_What is required:_ Each entry below is to be written out exactly, and the pictures are to be left out.

_Given data:_
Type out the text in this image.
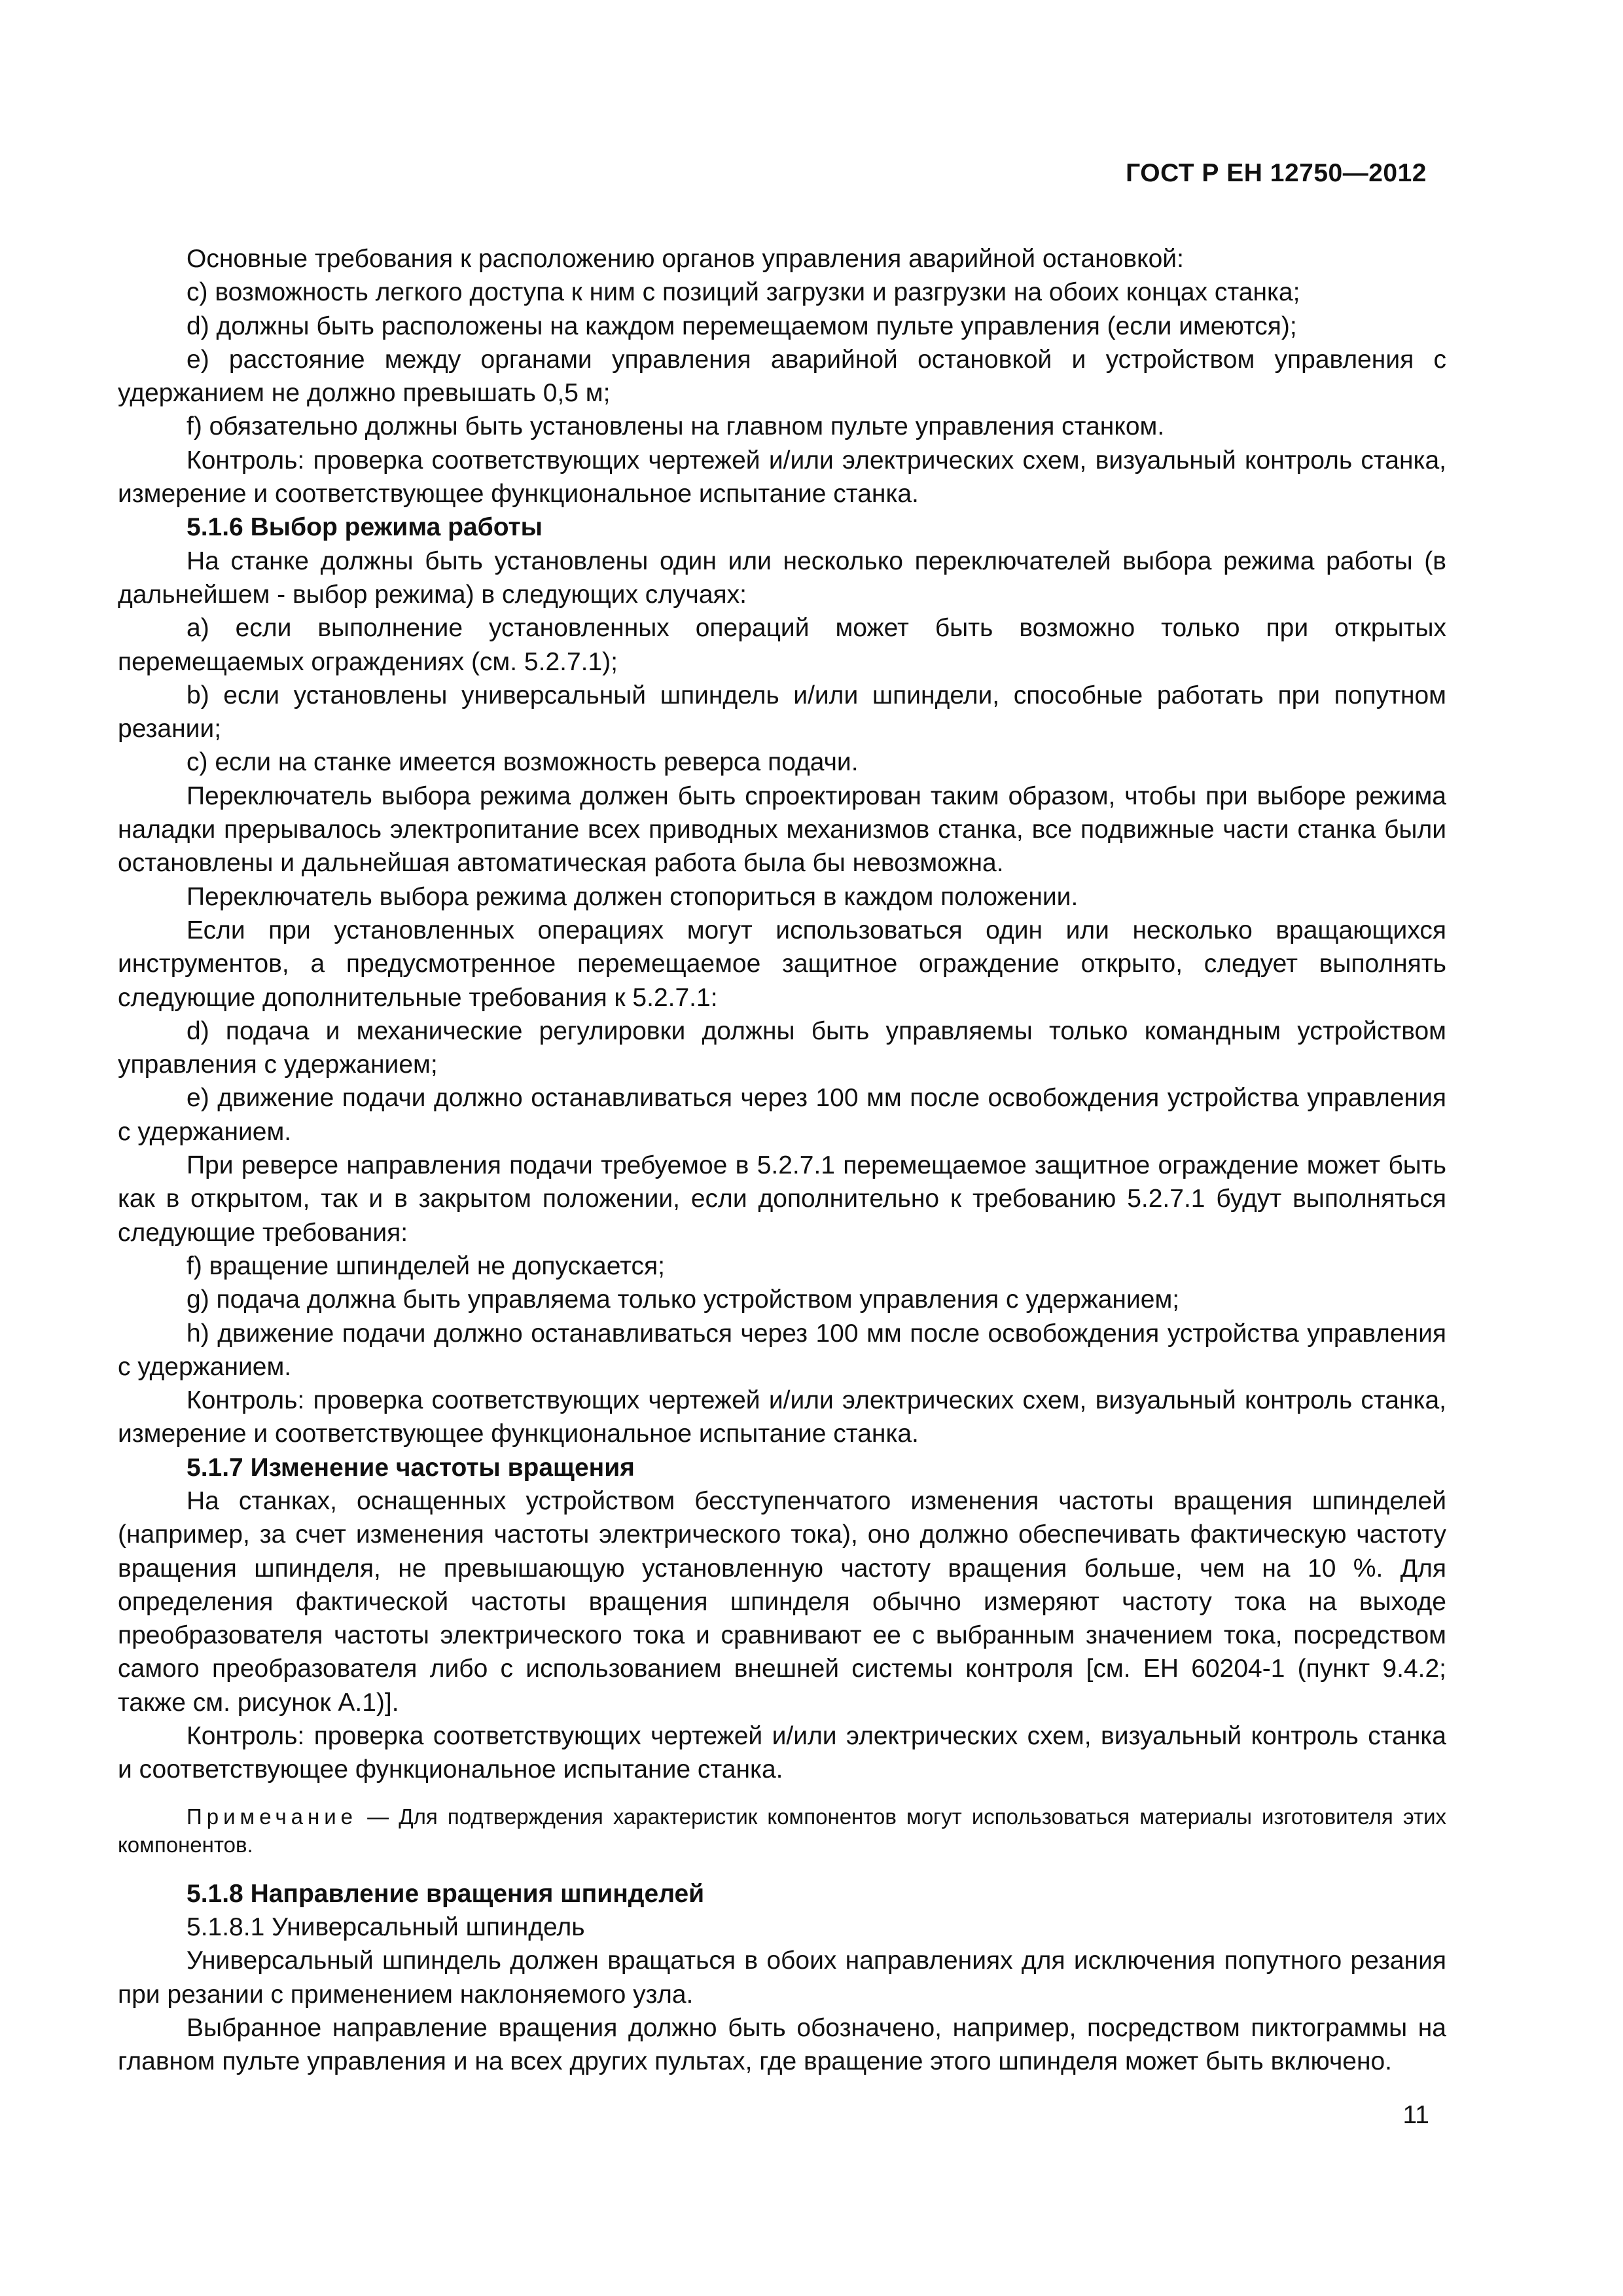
ГОСТ Р ЕН 12750—2012

Основные требования к расположению органов управления аварийной остановкой:

c) возможность легкого доступа к ним с позиций загрузки и разгрузки на обоих концах станка;

d) должны быть расположены на каждом перемещаемом пульте управления (если имеются);

e) расстояние между органами управления аварийной остановкой и устройством управления с удержанием не должно превышать 0,5 м;

f) обязательно должны быть установлены на главном пульте управления станком.

Контроль: проверка соответствующих чертежей и/или электрических схем, визуальный контроль станка, измерение и соответствующее функциональное испытание станка.

5.1.6 Выбор режима работы

На станке должны быть установлены один или несколько переключателей выбора режима работы (в дальнейшем - выбор режима) в следующих случаях:

a) если выполнение установленных операций может быть возможно только при открытых перемещаемых ограждениях (см. 5.2.7.1);

b) если установлены универсальный шпиндель и/или шпиндели, способные работать при попутном резании;

c) если на станке имеется возможность реверса подачи.

Переключатель выбора режима должен быть спроектирован таким образом, чтобы при выборе режима наладки прерывалось электропитание всех приводных механизмов станка, все подвижные части станка были остановлены и дальнейшая автоматическая работа была бы невозможна.

Переключатель выбора режима должен стопориться в каждом положении.

Если при установленных операциях могут использоваться один или несколько вращающихся инструментов, а предусмотренное перемещаемое защитное ограждение открыто, следует выполнять следующие дополнительные требования к 5.2.7.1:

d) подача и механические регулировки должны быть управляемы только командным устройством управления с удержанием;

e) движение подачи должно останавливаться через 100 мм после освобождения устройства управления с удержанием.

При реверсе направления подачи требуемое в 5.2.7.1 перемещаемое защитное ограждение может быть как в открытом, так и в закрытом положении, если дополнительно к требованию 5.2.7.1 будут выполняться следующие требования:

f) вращение шпинделей не допускается;

g) подача должна быть управляема только устройством управления с удержанием;

h) движение подачи должно останавливаться через 100 мм после освобождения устройства управления с удержанием.

Контроль: проверка соответствующих чертежей и/или электрических схем, визуальный контроль станка, измерение и соответствующее функциональное испытание станка.

5.1.7 Изменение частоты вращения

На станках, оснащенных устройством бесступенчатого изменения частоты вращения шпинделей (например, за счет изменения частоты электрического тока), оно должно обеспечивать фактическую частоту вращения шпинделя, не превышающую установленную частоту вращения больше, чем на 10 %. Для определения фактической частоты вращения шпинделя обычно измеряют частоту тока на выходе преобразователя частоты электрического тока и сравнивают ее с выбранным значением тока, посредством самого преобразователя либо с использованием внешней системы контроля [см. ЕН 60204-1 (пункт 9.4.2; также см. рисунок А.1)].

Контроль: проверка соответствующих чертежей и/или электрических схем, визуальный контроль станка и соответствующее функциональное испытание станка.

Примечание — Для подтверждения характеристик компонентов могут использоваться материалы изготовителя этих компонентов.
5.1.8 Направление вращения шпинделей

5.1.8.1 Универсальный шпиндель

Универсальный шпиндель должен вращаться в обоих направлениях для исключения попутного резания при резании с применением наклоняемого узла.

Выбранное направление вращения должно быть обозначено, например, посредством пиктограммы на главном пульте управления и на всех других пультах, где вращение этого шпинделя может быть включено.

11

_Task output:_
Type out the text in this image.
ГОСТ Р ЕН 12750—2012

Основные требования к расположению органов управления аварийной остановкой:

c) возможность легкого доступа к ним с позиций загрузки и разгрузки на обоих концах станка;

d) должны быть расположены на каждом перемещаемом пульте управления (если имеются);

e) расстояние между органами управления аварийной остановкой и устройством управления с удержанием не должно превышать 0,5 м;

f) обязательно должны быть установлены на главном пульте управления станком.

Контроль: проверка соответствующих чертежей и/или электрических схем, визуальный контроль станка, измерение и соответствующее функциональное испытание станка.

5.1.6 Выбор режима работы

На станке должны быть установлены один или несколько переключателей выбора режима работы (в дальнейшем - выбор режима) в следующих случаях:

a) если выполнение установленных операций может быть возможно только при открытых перемещаемых ограждениях (см. 5.2.7.1);

b) если установлены универсальный шпиндель и/или шпиндели, способные работать при попутном резании;

c) если на станке имеется возможность реверса подачи.

Переключатель выбора режима должен быть спроектирован таким образом, чтобы при выборе режима наладки прерывалось электропитание всех приводных механизмов станка, все подвижные части станка были остановлены и дальнейшая автоматическая работа была бы невозможна.

Переключатель выбора режима должен стопориться в каждом положении.

Если при установленных операциях могут использоваться один или несколько вращающихся инструментов, а предусмотренное перемещаемое защитное ограждение открыто, следует выполнять следующие дополнительные требования к 5.2.7.1:

d) подача и механические регулировки должны быть управляемы только командным устройством управления с удержанием;

e) движение подачи должно останавливаться через 100 мм после освобождения устройства управления с удержанием.

При реверсе направления подачи требуемое в 5.2.7.1 перемещаемое защитное ограждение может быть как в открытом, так и в закрытом положении, если дополнительно к требованию 5.2.7.1 будут выполняться следующие требования:

f) вращение шпинделей не допускается;

g) подача должна быть управляема только устройством управления с удержанием;

h) движение подачи должно останавливаться через 100 мм после освобождения устройства управления с удержанием.

Контроль: проверка соответствующих чертежей и/или электрических схем, визуальный контроль станка, измерение и соответствующее функциональное испытание станка.

5.1.7 Изменение частоты вращения

На станках, оснащенных устройством бесступенчатого изменения частоты вращения шпинделей (например, за счет изменения частоты электрического тока), оно должно обеспечивать фактическую частоту вращения шпинделя, не превышающую установленную частоту вращения больше, чем на 10 %. Для определения фактической частоты вращения шпинделя обычно измеряют частоту тока на выходе преобразователя частоты электрического тока и сравнивают ее с выбранным значением тока, посредством самого преобразователя либо с использованием внешней системы контроля [см. ЕН 60204-1 (пункт 9.4.2; также см. рисунок А.1)].

Контроль: проверка соответствующих чертежей и/или электрических схем, визуальный контроль станка и соответствующее функциональное испытание станка.

Примечание — Для подтверждения характеристик компонентов могут использоваться материалы изготовителя этих компонентов.
5.1.8 Направление вращения шпинделей

5.1.8.1 Универсальный шпиндель

Универсальный шпиндель должен вращаться в обоих направлениях для исключения попутного резания при резании с применением наклоняемого узла.

Выбранное направление вращения должно быть обозначено, например, посредством пиктограммы на главном пульте управления и на всех других пультах, где вращение этого шпинделя может быть включено.

11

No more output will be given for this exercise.